The problem -
Quote the listing in full, exactly as given, minus any pictures.

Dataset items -
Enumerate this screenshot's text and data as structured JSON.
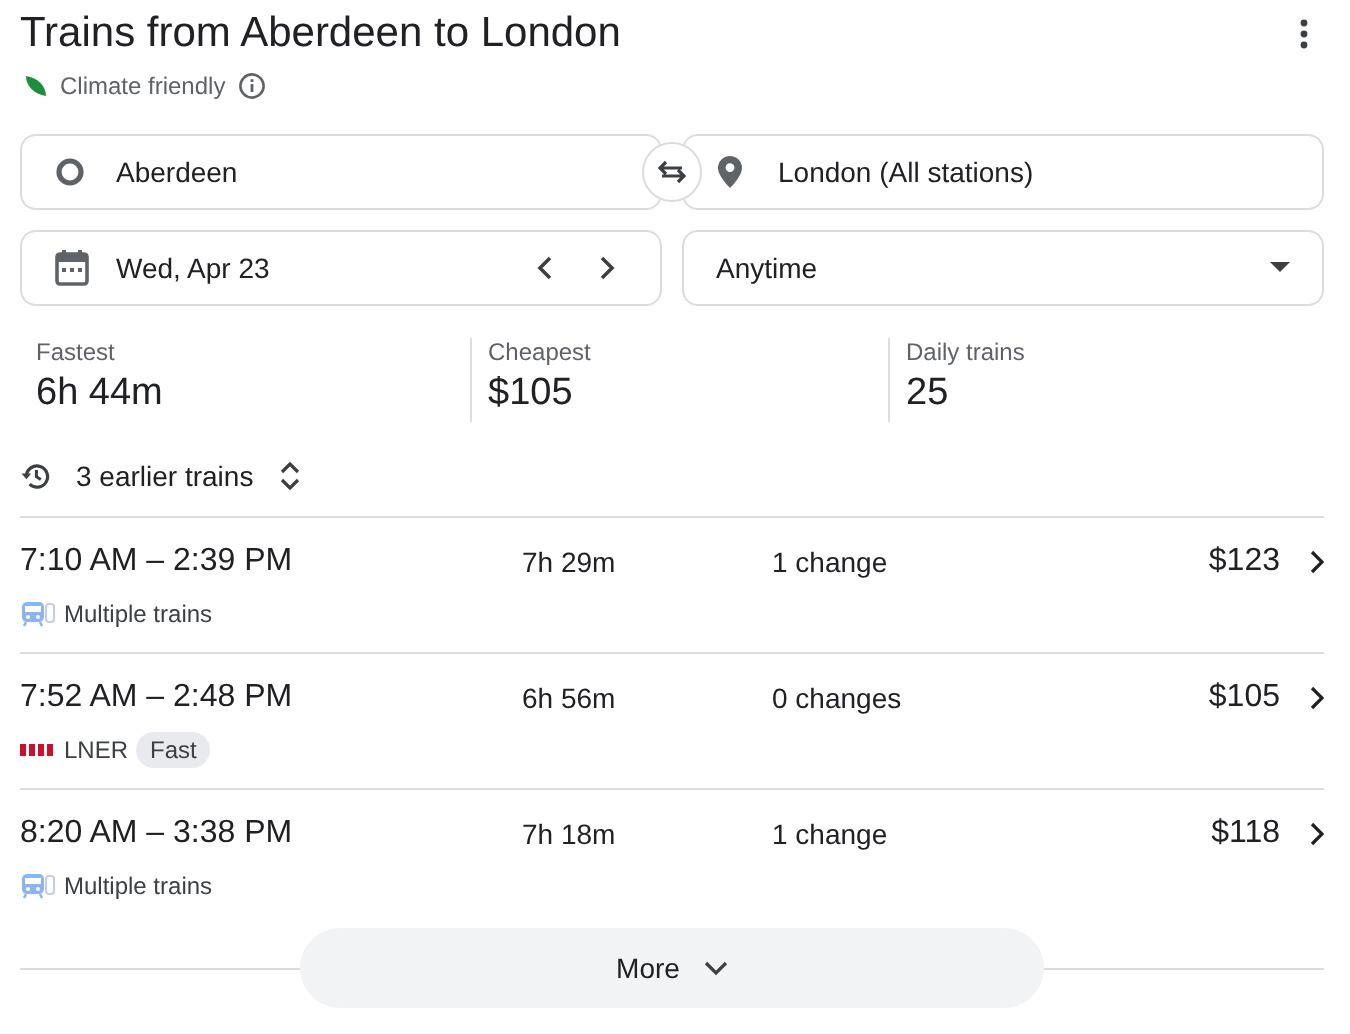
{
  "title": "Trains from Aberdeen to London",
  "climate_label": "Climate friendly",
  "origin": {
    "value": "Aberdeen"
  },
  "destination": {
    "value": "London (All stations)"
  },
  "date": {
    "value": "Wed, Apr 23"
  },
  "time": {
    "value": "Anytime"
  },
  "stats": [
    {
      "label": "Fastest",
      "value": "6h 44m"
    },
    {
      "label": "Cheapest",
      "value": "$105"
    },
    {
      "label": "Daily trains",
      "value": "25"
    }
  ],
  "earlier_trains": "3 earlier trains",
  "trips": [
    {
      "times": "7:10 AM – 2:39 PM",
      "duration": "7h 29m",
      "changes": "1 change",
      "price": "$123",
      "operator": {
        "kind": "multiple",
        "name": "Multiple trains"
      }
    },
    {
      "times": "7:52 AM – 2:48 PM",
      "duration": "6h 56m",
      "changes": "0 changes",
      "price": "$105",
      "operator": {
        "kind": "lner",
        "name": "LNER"
      },
      "tags": [
        "Fast"
      ]
    },
    {
      "times": "8:20 AM – 3:38 PM",
      "duration": "7h 18m",
      "changes": "1 change",
      "price": "$118",
      "operator": {
        "kind": "multiple",
        "name": "Multiple trains"
      }
    }
  ],
  "more_button": "More"
}
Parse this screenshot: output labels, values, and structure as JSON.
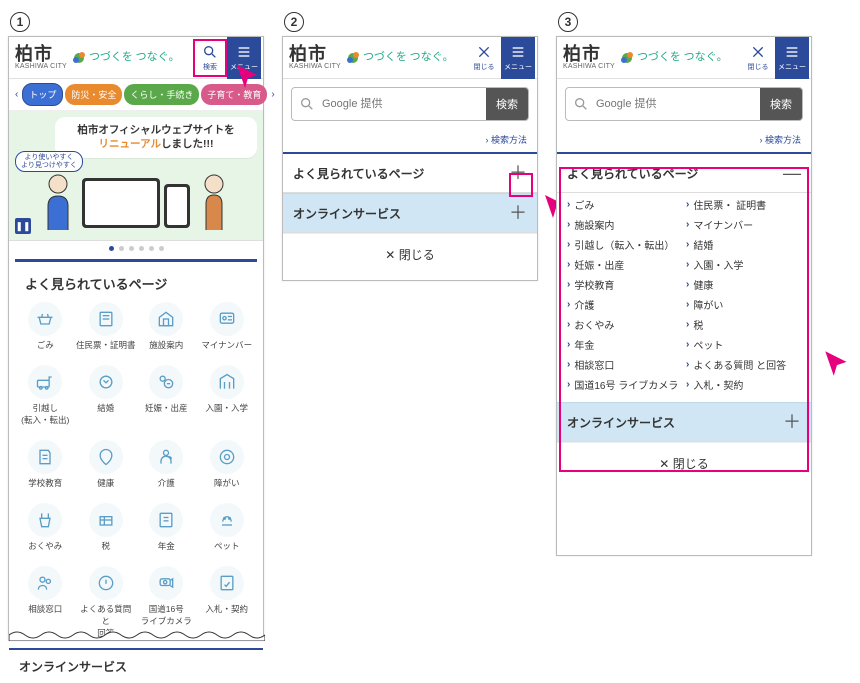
{
  "steps": [
    "1",
    "2",
    "3"
  ],
  "header": {
    "city": "柏市",
    "city_en": "KASHIWA CITY",
    "tagline": "つづくを つなぐ。",
    "search_label": "検索",
    "close_label": "閉じる",
    "menu_label": "メニュー"
  },
  "nav": {
    "top": "トップ",
    "safety": "防災・安全",
    "life": "くらし・手続き",
    "child": "子育て・教育"
  },
  "hero": {
    "line1": "柏市オフィシャルウェブサイトを",
    "line2_a": "リニューアル",
    "line2_b": "しました!!!",
    "badge_l1": "より使いやすく",
    "badge_l2": "より見つけやすく"
  },
  "popular_title": "よく見られているページ",
  "online_title": "オンラインサービス",
  "close_row": "閉じる",
  "search": {
    "placeholder": "Google 提供",
    "go": "検索",
    "method": "検索方法"
  },
  "items": [
    "ごみ",
    "住民票・ 証明書",
    "施設案内",
    "マイナンバー",
    "引越し（転入・転出）",
    "結婚",
    "妊娠・出産",
    "入園・入学",
    "学校教育",
    "健康",
    "介護",
    "障がい",
    "おくやみ",
    "税",
    "年金",
    "ペット",
    "相談窓口",
    "よくある質問 と回答",
    "国道16号 ライブカメラ",
    "入札・契約"
  ],
  "items_short": [
    "ごみ",
    "住民票・証明書",
    "施設案内",
    "マイナンバー",
    "引越し\n(転入・転出)",
    "結婚",
    "妊娠・出産",
    "入園・入学",
    "学校教育",
    "健康",
    "介護",
    "障がい",
    "おくやみ",
    "税",
    "年金",
    "ペット",
    "相談窓口",
    "よくある質問 と\n回答",
    "国道16号\nライブカメラ",
    "入札・契約"
  ]
}
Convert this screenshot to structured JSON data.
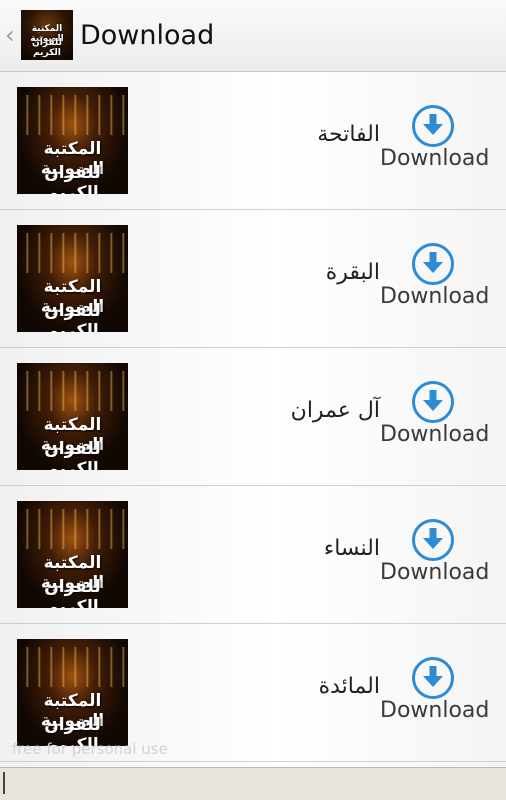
{
  "actionbar": {
    "title": "Download",
    "app_icon_caption_line1": "المكتبة الصوتية",
    "app_icon_caption_line2": "للقرآن الكريم"
  },
  "thumbnail": {
    "caption_line1": "المكتبة الصوتية",
    "caption_line2": "للقران الكريم"
  },
  "list": {
    "items": [
      {
        "name": "الفاتحة",
        "action_label": "Download",
        "icon": "download-arrow-icon"
      },
      {
        "name": "البقرة",
        "action_label": "Download",
        "icon": "download-arrow-icon"
      },
      {
        "name": "آل عمران",
        "action_label": "Download",
        "icon": "download-arrow-icon"
      },
      {
        "name": "النساء",
        "action_label": "Download",
        "icon": "download-arrow-icon"
      },
      {
        "name": "المائدة",
        "action_label": "Download",
        "icon": "download-arrow-icon"
      }
    ]
  },
  "watermark": "free for personal use",
  "colors": {
    "accent": "#2e8bd6",
    "text": "#222222"
  }
}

Output -
Enumerate this screenshot's text and data as structured JSON.
{
  "title": "Trains from Aberdeen to London",
  "climate_label": "Climate friendly",
  "origin": {
    "value": "Aberdeen"
  },
  "destination": {
    "value": "London (All stations)"
  },
  "date": {
    "value": "Wed, Apr 23"
  },
  "time": {
    "value": "Anytime"
  },
  "stats": [
    {
      "label": "Fastest",
      "value": "6h 44m"
    },
    {
      "label": "Cheapest",
      "value": "$105"
    },
    {
      "label": "Daily trains",
      "value": "25"
    }
  ],
  "earlier_trains": "3 earlier trains",
  "trips": [
    {
      "times": "7:10 AM – 2:39 PM",
      "duration": "7h 29m",
      "changes": "1 change",
      "price": "$123",
      "operator": {
        "kind": "multiple",
        "name": "Multiple trains"
      }
    },
    {
      "times": "7:52 AM – 2:48 PM",
      "duration": "6h 56m",
      "changes": "0 changes",
      "price": "$105",
      "operator": {
        "kind": "lner",
        "name": "LNER"
      },
      "tags": [
        "Fast"
      ]
    },
    {
      "times": "8:20 AM – 3:38 PM",
      "duration": "7h 18m",
      "changes": "1 change",
      "price": "$118",
      "operator": {
        "kind": "multiple",
        "name": "Multiple trains"
      }
    }
  ],
  "more_button": "More"
}
Parse this screenshot: output labels, values, and structure as JSON.
{
  "steps": [
    "1",
    "2",
    "3"
  ],
  "header": {
    "city": "柏市",
    "city_en": "KASHIWA CITY",
    "tagline": "つづくを つなぐ。",
    "search_label": "検索",
    "close_label": "閉じる",
    "menu_label": "メニュー"
  },
  "nav": {
    "top": "トップ",
    "safety": "防災・安全",
    "life": "くらし・手続き",
    "child": "子育て・教育"
  },
  "hero": {
    "line1": "柏市オフィシャルウェブサイトを",
    "line2_a": "リニューアル",
    "line2_b": "しました!!!",
    "badge_l1": "より使いやすく",
    "badge_l2": "より見つけやすく"
  },
  "popular_title": "よく見られているページ",
  "online_title": "オンラインサービス",
  "close_row": "閉じる",
  "search": {
    "placeholder": "Google 提供",
    "go": "検索",
    "method": "検索方法"
  },
  "items": [
    "ごみ",
    "住民票・ 証明書",
    "施設案内",
    "マイナンバー",
    "引越し（転入・転出）",
    "結婚",
    "妊娠・出産",
    "入園・入学",
    "学校教育",
    "健康",
    "介護",
    "障がい",
    "おくやみ",
    "税",
    "年金",
    "ペット",
    "相談窓口",
    "よくある質問 と回答",
    "国道16号 ライブカメラ",
    "入札・契約"
  ],
  "items_short": [
    "ごみ",
    "住民票・証明書",
    "施設案内",
    "マイナンバー",
    "引越し\n(転入・転出)",
    "結婚",
    "妊娠・出産",
    "入園・入学",
    "学校教育",
    "健康",
    "介護",
    "障がい",
    "おくやみ",
    "税",
    "年金",
    "ペット",
    "相談窓口",
    "よくある質問 と\n回答",
    "国道16号\nライブカメラ",
    "入札・契約"
  ]
}
Convert this screenshot to structured JSON data.
{
  "actionbar": {
    "title": "Download",
    "app_icon_caption_line1": "المكتبة الصوتية",
    "app_icon_caption_line2": "للقرآن الكريم"
  },
  "thumbnail": {
    "caption_line1": "المكتبة الصوتية",
    "caption_line2": "للقران الكريم"
  },
  "list": {
    "items": [
      {
        "name": "الفاتحة",
        "action_label": "Download",
        "icon": "download-arrow-icon"
      },
      {
        "name": "البقرة",
        "action_label": "Download",
        "icon": "download-arrow-icon"
      },
      {
        "name": "آل عمران",
        "action_label": "Download",
        "icon": "download-arrow-icon"
      },
      {
        "name": "النساء",
        "action_label": "Download",
        "icon": "download-arrow-icon"
      },
      {
        "name": "المائدة",
        "action_label": "Download",
        "icon": "download-arrow-icon"
      }
    ]
  },
  "watermark": "free for personal use",
  "colors": {
    "accent": "#2e8bd6",
    "text": "#222222"
  }
}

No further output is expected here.